● Stored records:

=======

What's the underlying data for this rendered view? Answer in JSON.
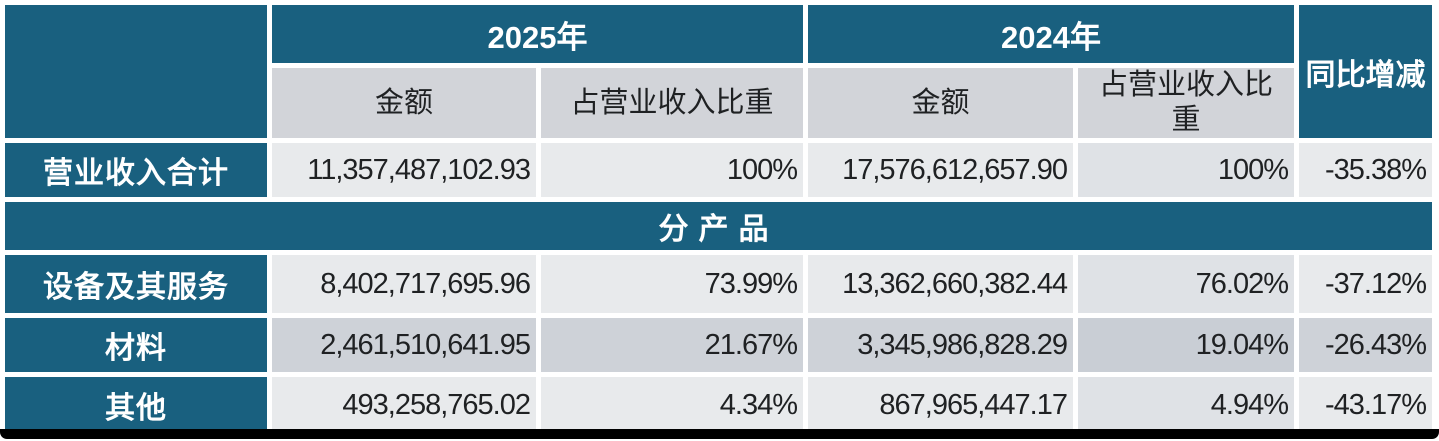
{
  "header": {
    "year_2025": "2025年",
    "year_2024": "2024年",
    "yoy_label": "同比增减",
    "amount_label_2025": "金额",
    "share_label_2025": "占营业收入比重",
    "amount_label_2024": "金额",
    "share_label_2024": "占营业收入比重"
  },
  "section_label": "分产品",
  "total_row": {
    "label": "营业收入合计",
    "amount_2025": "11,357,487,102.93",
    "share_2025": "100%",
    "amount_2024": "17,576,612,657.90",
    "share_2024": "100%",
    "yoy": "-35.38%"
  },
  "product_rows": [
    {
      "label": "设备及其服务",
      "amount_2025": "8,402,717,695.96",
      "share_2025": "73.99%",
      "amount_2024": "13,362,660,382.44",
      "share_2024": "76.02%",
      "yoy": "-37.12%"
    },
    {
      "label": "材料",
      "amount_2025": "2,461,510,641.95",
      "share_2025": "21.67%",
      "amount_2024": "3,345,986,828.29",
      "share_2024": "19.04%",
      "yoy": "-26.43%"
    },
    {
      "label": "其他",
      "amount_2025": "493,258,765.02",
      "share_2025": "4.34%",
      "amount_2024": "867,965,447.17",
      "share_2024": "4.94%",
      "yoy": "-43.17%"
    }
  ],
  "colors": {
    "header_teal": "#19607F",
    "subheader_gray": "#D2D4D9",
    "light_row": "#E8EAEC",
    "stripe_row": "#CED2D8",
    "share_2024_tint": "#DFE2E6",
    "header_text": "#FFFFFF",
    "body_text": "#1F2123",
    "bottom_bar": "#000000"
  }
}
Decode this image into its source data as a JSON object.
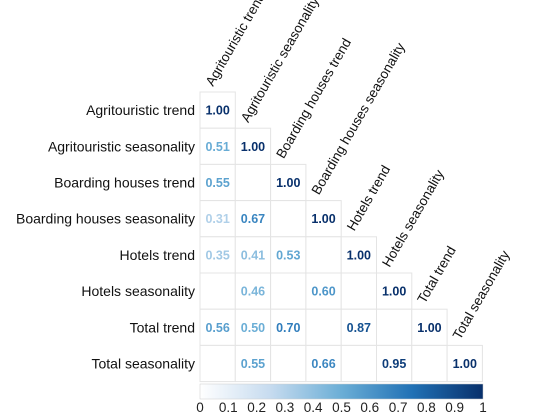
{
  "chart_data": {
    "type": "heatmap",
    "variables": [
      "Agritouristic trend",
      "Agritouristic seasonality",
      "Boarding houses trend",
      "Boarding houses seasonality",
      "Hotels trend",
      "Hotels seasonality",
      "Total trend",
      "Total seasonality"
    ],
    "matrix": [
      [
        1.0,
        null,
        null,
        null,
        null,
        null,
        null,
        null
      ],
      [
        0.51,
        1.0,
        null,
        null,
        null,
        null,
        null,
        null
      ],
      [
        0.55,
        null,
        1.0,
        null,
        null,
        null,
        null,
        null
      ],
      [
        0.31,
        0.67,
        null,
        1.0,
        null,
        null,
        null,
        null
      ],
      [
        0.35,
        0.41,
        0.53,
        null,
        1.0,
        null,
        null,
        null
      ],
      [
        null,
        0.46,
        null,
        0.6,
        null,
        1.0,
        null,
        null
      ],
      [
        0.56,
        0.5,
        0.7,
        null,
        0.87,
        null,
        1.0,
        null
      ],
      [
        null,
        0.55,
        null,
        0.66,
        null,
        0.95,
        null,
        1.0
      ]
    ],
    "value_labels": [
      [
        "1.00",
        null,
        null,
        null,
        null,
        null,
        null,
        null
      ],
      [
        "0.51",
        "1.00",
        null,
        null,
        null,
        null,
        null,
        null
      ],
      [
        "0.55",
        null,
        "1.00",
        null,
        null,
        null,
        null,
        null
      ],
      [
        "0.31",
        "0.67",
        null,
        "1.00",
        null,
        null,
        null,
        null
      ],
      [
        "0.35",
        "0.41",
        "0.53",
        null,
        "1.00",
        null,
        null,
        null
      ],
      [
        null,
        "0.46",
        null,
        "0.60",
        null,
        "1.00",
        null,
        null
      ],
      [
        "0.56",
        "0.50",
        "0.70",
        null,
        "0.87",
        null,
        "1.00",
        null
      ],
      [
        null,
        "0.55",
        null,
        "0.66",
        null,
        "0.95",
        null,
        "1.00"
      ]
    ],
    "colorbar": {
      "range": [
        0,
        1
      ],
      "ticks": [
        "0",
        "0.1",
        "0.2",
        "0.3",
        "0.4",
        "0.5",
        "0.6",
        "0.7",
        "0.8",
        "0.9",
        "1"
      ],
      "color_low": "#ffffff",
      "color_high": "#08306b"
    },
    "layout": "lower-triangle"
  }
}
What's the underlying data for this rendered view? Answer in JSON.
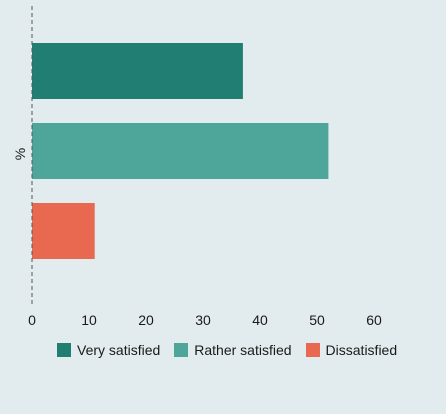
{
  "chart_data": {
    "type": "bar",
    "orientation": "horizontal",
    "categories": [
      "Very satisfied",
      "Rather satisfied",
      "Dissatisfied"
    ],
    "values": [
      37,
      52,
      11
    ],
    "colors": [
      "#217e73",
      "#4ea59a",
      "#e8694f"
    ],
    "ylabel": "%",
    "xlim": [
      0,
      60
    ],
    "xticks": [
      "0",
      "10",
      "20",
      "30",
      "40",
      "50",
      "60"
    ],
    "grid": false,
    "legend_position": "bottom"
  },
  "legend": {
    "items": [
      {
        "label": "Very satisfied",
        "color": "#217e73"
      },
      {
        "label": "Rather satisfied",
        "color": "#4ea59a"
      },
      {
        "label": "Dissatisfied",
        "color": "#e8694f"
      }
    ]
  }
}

=======

● The task:
Reproduce all of the material above word for word. Omit the pictures.

● Correct response:
What's the underlying data for this rendered view? Answer in JSON.
{
  "header": {
    "year_2025": "2025年",
    "year_2024": "2024年",
    "yoy_label": "同比增减",
    "amount_label_2025": "金额",
    "share_label_2025": "占营业收入比重",
    "amount_label_2024": "金额",
    "share_label_2024": "占营业收入比重"
  },
  "section_label": "分产品",
  "total_row": {
    "label": "营业收入合计",
    "amount_2025": "11,357,487,102.93",
    "share_2025": "100%",
    "amount_2024": "17,576,612,657.90",
    "share_2024": "100%",
    "yoy": "-35.38%"
  },
  "product_rows": [
    {
      "label": "设备及其服务",
      "amount_2025": "8,402,717,695.96",
      "share_2025": "73.99%",
      "amount_2024": "13,362,660,382.44",
      "share_2024": "76.02%",
      "yoy": "-37.12%"
    },
    {
      "label": "材料",
      "amount_2025": "2,461,510,641.95",
      "share_2025": "21.67%",
      "amount_2024": "3,345,986,828.29",
      "share_2024": "19.04%",
      "yoy": "-26.43%"
    },
    {
      "label": "其他",
      "amount_2025": "493,258,765.02",
      "share_2025": "4.34%",
      "amount_2024": "867,965,447.17",
      "share_2024": "4.94%",
      "yoy": "-43.17%"
    }
  ],
  "colors": {
    "header_teal": "#19607F",
    "subheader_gray": "#D2D4D9",
    "light_row": "#E8EAEC",
    "stripe_row": "#CED2D8",
    "share_2024_tint": "#DFE2E6",
    "header_text": "#FFFFFF",
    "body_text": "#1F2123",
    "bottom_bar": "#000000"
  }
}
Decode this image into its source data as a JSON object.
{
  "chart_data": {
    "type": "heatmap",
    "variables": [
      "Agritouristic trend",
      "Agritouristic seasonality",
      "Boarding houses trend",
      "Boarding houses seasonality",
      "Hotels trend",
      "Hotels seasonality",
      "Total trend",
      "Total seasonality"
    ],
    "matrix": [
      [
        1.0,
        null,
        null,
        null,
        null,
        null,
        null,
        null
      ],
      [
        0.51,
        1.0,
        null,
        null,
        null,
        null,
        null,
        null
      ],
      [
        0.55,
        null,
        1.0,
        null,
        null,
        null,
        null,
        null
      ],
      [
        0.31,
        0.67,
        null,
        1.0,
        null,
        null,
        null,
        null
      ],
      [
        0.35,
        0.41,
        0.53,
        null,
        1.0,
        null,
        null,
        null
      ],
      [
        null,
        0.46,
        null,
        0.6,
        null,
        1.0,
        null,
        null
      ],
      [
        0.56,
        0.5,
        0.7,
        null,
        0.87,
        null,
        1.0,
        null
      ],
      [
        null,
        0.55,
        null,
        0.66,
        null,
        0.95,
        null,
        1.0
      ]
    ],
    "value_labels": [
      [
        "1.00",
        null,
        null,
        null,
        null,
        null,
        null,
        null
      ],
      [
        "0.51",
        "1.00",
        null,
        null,
        null,
        null,
        null,
        null
      ],
      [
        "0.55",
        null,
        "1.00",
        null,
        null,
        null,
        null,
        null
      ],
      [
        "0.31",
        "0.67",
        null,
        "1.00",
        null,
        null,
        null,
        null
      ],
      [
        "0.35",
        "0.41",
        "0.53",
        null,
        "1.00",
        null,
        null,
        null
      ],
      [
        null,
        "0.46",
        null,
        "0.60",
        null,
        "1.00",
        null,
        null
      ],
      [
        "0.56",
        "0.50",
        "0.70",
        null,
        "0.87",
        null,
        "1.00",
        null
      ],
      [
        null,
        "0.55",
        null,
        "0.66",
        null,
        "0.95",
        null,
        "1.00"
      ]
    ],
    "colorbar": {
      "range": [
        0,
        1
      ],
      "ticks": [
        "0",
        "0.1",
        "0.2",
        "0.3",
        "0.4",
        "0.5",
        "0.6",
        "0.7",
        "0.8",
        "0.9",
        "1"
      ],
      "color_low": "#ffffff",
      "color_high": "#08306b"
    },
    "layout": "lower-triangle"
  }
}
What's the underlying data for this rendered view? Answer in JSON.
{
  "chart_data": {
    "type": "bar",
    "orientation": "horizontal",
    "categories": [
      "Very satisfied",
      "Rather satisfied",
      "Dissatisfied"
    ],
    "values": [
      37,
      52,
      11
    ],
    "colors": [
      "#217e73",
      "#4ea59a",
      "#e8694f"
    ],
    "ylabel": "%",
    "xlim": [
      0,
      60
    ],
    "xticks": [
      "0",
      "10",
      "20",
      "30",
      "40",
      "50",
      "60"
    ],
    "grid": false,
    "legend_position": "bottom"
  },
  "legend": {
    "items": [
      {
        "label": "Very satisfied",
        "color": "#217e73"
      },
      {
        "label": "Rather satisfied",
        "color": "#4ea59a"
      },
      {
        "label": "Dissatisfied",
        "color": "#e8694f"
      }
    ]
  }
}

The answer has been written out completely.